◆ **Written task**: Search the material for "JSON" and show all lines that contain it.

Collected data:
** begin **
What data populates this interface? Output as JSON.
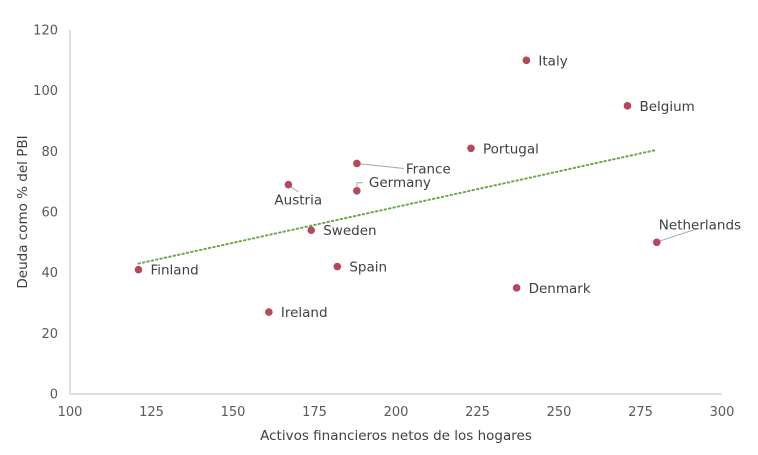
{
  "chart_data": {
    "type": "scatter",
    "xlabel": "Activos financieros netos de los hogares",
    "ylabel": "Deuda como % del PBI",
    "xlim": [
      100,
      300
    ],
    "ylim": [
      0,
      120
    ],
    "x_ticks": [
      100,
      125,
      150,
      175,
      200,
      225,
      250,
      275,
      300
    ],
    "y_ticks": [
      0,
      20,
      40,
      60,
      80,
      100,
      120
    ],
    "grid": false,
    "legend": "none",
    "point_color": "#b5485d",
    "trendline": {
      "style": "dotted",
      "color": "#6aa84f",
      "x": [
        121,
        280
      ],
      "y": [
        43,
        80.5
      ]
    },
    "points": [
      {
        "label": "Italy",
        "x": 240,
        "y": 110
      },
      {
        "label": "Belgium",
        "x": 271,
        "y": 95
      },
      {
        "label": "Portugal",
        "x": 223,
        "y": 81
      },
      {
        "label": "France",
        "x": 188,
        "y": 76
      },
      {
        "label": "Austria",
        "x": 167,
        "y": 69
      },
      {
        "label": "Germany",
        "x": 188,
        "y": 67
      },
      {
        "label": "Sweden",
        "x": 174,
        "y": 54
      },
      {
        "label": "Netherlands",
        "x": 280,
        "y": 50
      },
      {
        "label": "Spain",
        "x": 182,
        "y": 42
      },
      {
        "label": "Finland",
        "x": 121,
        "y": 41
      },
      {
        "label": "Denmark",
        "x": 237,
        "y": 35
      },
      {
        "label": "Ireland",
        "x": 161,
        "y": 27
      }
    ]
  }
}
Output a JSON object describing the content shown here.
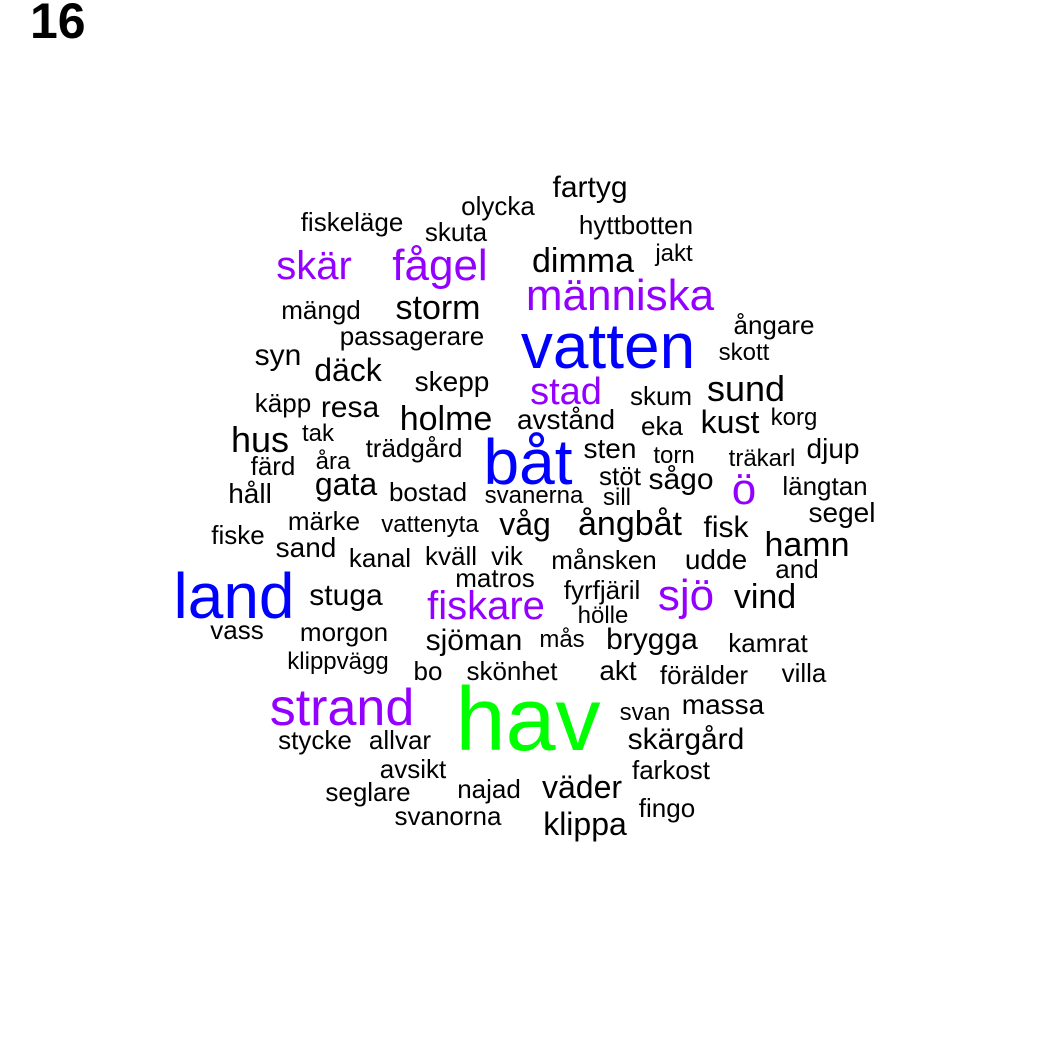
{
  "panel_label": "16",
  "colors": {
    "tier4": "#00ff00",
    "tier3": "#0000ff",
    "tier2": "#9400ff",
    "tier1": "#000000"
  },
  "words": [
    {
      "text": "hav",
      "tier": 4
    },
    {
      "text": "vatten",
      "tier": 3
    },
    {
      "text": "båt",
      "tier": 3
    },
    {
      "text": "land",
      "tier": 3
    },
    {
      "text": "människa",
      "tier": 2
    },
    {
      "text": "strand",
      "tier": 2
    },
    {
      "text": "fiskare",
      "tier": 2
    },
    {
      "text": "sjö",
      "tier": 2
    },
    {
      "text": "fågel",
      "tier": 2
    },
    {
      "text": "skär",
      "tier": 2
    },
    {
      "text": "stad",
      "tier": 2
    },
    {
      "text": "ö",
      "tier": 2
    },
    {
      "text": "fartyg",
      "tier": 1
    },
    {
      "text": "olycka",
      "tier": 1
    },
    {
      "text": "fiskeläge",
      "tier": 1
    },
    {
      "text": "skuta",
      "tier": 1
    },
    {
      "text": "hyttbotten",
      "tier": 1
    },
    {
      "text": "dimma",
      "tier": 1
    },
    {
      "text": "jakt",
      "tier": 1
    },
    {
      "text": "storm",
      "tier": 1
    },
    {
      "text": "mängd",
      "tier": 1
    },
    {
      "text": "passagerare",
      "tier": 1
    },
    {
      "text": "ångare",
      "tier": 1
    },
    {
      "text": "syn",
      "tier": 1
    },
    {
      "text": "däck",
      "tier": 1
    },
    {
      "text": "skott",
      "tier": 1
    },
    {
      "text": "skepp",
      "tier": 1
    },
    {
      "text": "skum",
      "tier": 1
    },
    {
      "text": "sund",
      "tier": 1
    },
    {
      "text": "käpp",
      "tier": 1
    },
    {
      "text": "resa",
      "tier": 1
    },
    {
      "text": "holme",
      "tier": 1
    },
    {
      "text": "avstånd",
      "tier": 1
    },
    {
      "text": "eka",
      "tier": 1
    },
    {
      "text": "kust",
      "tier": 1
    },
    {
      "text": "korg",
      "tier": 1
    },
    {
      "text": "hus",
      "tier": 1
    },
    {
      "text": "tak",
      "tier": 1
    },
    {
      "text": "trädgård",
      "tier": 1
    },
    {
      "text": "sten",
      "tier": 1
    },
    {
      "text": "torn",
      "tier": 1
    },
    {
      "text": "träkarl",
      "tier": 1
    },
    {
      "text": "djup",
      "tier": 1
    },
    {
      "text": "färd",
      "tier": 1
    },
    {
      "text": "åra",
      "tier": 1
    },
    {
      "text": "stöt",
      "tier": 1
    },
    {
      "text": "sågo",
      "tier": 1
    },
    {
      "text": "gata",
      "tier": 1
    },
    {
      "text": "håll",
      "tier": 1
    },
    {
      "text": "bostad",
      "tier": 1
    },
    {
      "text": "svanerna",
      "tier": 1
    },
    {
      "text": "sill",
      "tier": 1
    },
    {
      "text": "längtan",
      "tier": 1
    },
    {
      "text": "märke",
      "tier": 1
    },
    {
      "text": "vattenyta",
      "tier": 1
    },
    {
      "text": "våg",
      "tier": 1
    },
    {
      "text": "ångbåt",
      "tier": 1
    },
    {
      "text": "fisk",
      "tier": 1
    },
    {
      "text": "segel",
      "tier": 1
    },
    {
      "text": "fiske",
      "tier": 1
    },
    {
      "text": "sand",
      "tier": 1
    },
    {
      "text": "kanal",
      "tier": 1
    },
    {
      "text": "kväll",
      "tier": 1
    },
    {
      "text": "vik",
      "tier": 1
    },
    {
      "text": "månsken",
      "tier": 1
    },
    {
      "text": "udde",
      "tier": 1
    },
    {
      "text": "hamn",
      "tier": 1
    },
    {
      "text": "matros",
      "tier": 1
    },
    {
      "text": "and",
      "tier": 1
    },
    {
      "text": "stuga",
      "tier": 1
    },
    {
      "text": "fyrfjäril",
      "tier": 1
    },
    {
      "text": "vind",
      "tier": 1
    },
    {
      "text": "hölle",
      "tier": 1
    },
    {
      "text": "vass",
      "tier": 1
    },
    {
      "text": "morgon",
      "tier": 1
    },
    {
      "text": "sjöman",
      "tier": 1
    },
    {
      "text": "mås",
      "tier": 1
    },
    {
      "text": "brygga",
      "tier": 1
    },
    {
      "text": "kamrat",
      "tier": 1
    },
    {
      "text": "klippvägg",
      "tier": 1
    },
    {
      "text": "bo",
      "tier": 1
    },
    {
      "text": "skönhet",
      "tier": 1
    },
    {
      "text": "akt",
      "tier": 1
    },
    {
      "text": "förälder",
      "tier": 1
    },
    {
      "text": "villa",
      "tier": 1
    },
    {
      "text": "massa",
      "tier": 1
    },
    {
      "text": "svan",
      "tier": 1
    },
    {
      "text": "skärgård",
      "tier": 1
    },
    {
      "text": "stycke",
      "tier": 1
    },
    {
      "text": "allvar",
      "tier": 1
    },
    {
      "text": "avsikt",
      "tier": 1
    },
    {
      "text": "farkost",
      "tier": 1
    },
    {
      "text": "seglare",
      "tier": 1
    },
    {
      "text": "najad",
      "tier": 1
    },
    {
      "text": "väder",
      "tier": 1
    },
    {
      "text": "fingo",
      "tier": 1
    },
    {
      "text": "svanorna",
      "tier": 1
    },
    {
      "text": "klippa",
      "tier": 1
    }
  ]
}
** end **
** begin **
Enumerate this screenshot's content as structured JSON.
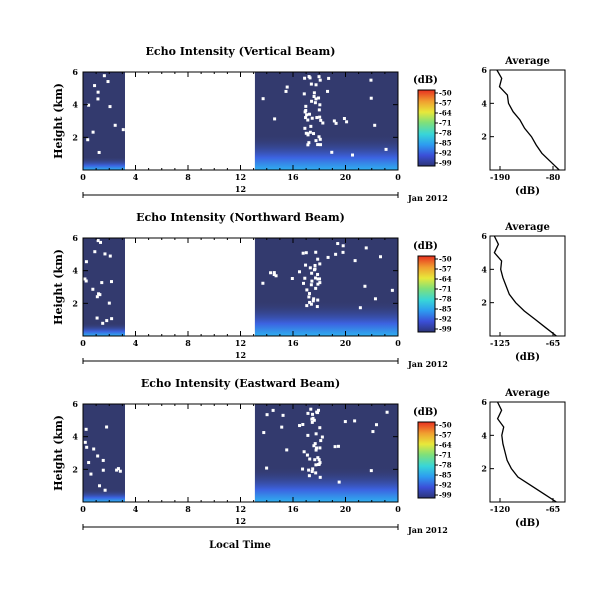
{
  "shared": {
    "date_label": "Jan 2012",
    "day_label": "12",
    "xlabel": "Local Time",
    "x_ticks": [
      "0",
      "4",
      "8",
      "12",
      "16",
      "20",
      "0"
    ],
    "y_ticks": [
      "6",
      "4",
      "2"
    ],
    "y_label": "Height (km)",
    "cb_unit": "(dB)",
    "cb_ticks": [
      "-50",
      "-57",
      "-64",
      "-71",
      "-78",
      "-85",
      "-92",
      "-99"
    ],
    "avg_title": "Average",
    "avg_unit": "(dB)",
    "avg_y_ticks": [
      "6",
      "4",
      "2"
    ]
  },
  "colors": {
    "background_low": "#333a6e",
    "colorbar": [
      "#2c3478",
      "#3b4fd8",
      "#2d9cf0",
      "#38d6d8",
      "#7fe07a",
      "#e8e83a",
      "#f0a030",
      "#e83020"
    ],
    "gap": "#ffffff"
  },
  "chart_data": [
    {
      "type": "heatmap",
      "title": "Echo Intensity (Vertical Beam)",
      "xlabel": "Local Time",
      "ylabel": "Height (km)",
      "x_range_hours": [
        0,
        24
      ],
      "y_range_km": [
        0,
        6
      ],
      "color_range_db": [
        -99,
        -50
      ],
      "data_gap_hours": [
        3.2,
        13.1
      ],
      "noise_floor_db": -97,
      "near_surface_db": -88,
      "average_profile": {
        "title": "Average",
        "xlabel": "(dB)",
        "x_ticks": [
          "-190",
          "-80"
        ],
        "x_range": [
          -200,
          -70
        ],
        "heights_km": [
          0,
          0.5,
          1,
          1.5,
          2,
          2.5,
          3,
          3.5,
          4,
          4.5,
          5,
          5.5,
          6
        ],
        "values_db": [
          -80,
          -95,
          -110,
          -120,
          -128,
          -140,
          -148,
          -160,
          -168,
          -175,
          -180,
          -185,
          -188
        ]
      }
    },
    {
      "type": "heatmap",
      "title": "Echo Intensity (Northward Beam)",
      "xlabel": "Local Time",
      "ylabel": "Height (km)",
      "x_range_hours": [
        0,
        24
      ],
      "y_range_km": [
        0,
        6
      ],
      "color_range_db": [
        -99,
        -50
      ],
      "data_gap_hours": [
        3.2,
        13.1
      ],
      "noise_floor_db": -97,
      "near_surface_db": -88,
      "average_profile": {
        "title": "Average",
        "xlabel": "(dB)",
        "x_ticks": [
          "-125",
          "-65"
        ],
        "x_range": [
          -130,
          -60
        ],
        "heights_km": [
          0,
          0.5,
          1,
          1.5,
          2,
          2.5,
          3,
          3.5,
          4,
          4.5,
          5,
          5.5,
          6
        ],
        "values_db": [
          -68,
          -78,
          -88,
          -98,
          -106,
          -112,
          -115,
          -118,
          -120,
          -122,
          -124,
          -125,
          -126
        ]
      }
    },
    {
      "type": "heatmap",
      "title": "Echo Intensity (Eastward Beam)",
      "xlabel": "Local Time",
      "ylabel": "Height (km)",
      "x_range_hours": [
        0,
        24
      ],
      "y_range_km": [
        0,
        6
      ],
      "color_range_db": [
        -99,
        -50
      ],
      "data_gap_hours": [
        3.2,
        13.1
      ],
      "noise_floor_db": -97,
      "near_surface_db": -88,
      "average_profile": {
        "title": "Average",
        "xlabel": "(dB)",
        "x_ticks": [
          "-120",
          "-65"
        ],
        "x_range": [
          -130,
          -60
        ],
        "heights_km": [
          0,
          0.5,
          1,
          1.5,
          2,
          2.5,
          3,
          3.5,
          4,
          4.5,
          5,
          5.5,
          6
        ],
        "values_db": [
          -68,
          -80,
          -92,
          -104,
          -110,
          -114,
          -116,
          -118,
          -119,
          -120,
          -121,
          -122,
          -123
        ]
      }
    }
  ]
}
** end **
◆ **Task result**:
What data populates this interface? Output as JSON.
Output a JSON object describing the content shown here.
Enumerate this screenshot's content as structured JSON.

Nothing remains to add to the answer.